* Instruction:
Present the following entries again, word for word and in full.

--- Begin ---

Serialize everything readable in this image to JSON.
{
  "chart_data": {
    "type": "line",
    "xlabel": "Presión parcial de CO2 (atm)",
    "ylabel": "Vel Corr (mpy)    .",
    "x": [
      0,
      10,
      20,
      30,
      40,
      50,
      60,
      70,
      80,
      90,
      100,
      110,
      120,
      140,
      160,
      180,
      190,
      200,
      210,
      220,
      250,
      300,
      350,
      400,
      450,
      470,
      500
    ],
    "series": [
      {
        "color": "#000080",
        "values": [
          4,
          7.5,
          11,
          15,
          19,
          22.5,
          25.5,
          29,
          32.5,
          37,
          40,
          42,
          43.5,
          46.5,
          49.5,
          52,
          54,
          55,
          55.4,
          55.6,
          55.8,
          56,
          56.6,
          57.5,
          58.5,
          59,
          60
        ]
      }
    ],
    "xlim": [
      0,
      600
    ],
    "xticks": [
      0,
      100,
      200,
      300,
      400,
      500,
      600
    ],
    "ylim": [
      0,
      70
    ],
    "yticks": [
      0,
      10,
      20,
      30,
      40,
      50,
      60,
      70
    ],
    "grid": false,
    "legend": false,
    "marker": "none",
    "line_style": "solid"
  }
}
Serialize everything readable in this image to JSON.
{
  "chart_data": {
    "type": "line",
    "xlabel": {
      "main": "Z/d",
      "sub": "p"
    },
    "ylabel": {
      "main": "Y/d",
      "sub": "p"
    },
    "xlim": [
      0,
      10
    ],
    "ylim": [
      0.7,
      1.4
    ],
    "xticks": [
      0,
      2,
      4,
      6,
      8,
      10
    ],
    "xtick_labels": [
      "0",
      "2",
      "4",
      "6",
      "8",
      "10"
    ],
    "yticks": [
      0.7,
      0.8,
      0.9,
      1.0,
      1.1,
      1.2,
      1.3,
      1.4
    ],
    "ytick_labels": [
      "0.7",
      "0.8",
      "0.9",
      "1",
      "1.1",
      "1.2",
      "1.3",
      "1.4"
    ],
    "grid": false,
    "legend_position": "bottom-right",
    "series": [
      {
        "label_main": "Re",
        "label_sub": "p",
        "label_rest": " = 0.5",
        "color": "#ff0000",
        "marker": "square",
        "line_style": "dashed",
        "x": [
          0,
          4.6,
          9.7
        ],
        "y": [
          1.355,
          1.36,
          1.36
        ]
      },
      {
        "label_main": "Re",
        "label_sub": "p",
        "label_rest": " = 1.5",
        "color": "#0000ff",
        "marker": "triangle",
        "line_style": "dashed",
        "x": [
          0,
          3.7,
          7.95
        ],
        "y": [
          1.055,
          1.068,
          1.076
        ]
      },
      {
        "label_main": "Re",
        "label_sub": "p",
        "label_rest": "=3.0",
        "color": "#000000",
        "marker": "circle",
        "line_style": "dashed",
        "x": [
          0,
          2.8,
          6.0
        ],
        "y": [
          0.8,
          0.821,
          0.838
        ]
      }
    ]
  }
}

--- End ---

* Answer:
Serialize everything readable in this image to JSON.
{
  "chart_data": {
    "type": "line",
    "xlabel": "Presión parcial de CO2 (atm)",
    "ylabel": "Vel Corr (mpy)    .",
    "x": [
      0,
      10,
      20,
      30,
      40,
      50,
      60,
      70,
      80,
      90,
      100,
      110,
      120,
      140,
      160,
      180,
      190,
      200,
      210,
      220,
      250,
      300,
      350,
      400,
      450,
      470,
      500
    ],
    "series": [
      {
        "color": "#000080",
        "values": [
          4,
          7.5,
          11,
          15,
          19,
          22.5,
          25.5,
          29,
          32.5,
          37,
          40,
          42,
          43.5,
          46.5,
          49.5,
          52,
          54,
          55,
          55.4,
          55.6,
          55.8,
          56,
          56.6,
          57.5,
          58.5,
          59,
          60
        ]
      }
    ],
    "xlim": [
      0,
      600
    ],
    "xticks": [
      0,
      100,
      200,
      300,
      400,
      500,
      600
    ],
    "ylim": [
      0,
      70
    ],
    "yticks": [
      0,
      10,
      20,
      30,
      40,
      50,
      60,
      70
    ],
    "grid": false,
    "legend": false,
    "marker": "none",
    "line_style": "solid"
  }
}
Serialize everything readable in this image to JSON.
{
  "chart_data": {
    "type": "line",
    "xlabel": {
      "main": "Z/d",
      "sub": "p"
    },
    "ylabel": {
      "main": "Y/d",
      "sub": "p"
    },
    "xlim": [
      0,
      10
    ],
    "ylim": [
      0.7,
      1.4
    ],
    "xticks": [
      0,
      2,
      4,
      6,
      8,
      10
    ],
    "xtick_labels": [
      "0",
      "2",
      "4",
      "6",
      "8",
      "10"
    ],
    "yticks": [
      0.7,
      0.8,
      0.9,
      1.0,
      1.1,
      1.2,
      1.3,
      1.4
    ],
    "ytick_labels": [
      "0.7",
      "0.8",
      "0.9",
      "1",
      "1.1",
      "1.2",
      "1.3",
      "1.4"
    ],
    "grid": false,
    "legend_position": "bottom-right",
    "series": [
      {
        "label_main": "Re",
        "label_sub": "p",
        "label_rest": " = 0.5",
        "color": "#ff0000",
        "marker": "square",
        "line_style": "dashed",
        "x": [
          0,
          4.6,
          9.7
        ],
        "y": [
          1.355,
          1.36,
          1.36
        ]
      },
      {
        "label_main": "Re",
        "label_sub": "p",
        "label_rest": " = 1.5",
        "color": "#0000ff",
        "marker": "triangle",
        "line_style": "dashed",
        "x": [
          0,
          3.7,
          7.95
        ],
        "y": [
          1.055,
          1.068,
          1.076
        ]
      },
      {
        "label_main": "Re",
        "label_sub": "p",
        "label_rest": "=3.0",
        "color": "#000000",
        "marker": "circle",
        "line_style": "dashed",
        "x": [
          0,
          2.8,
          6.0
        ],
        "y": [
          0.8,
          0.821,
          0.838
        ]
      }
    ]
  }
}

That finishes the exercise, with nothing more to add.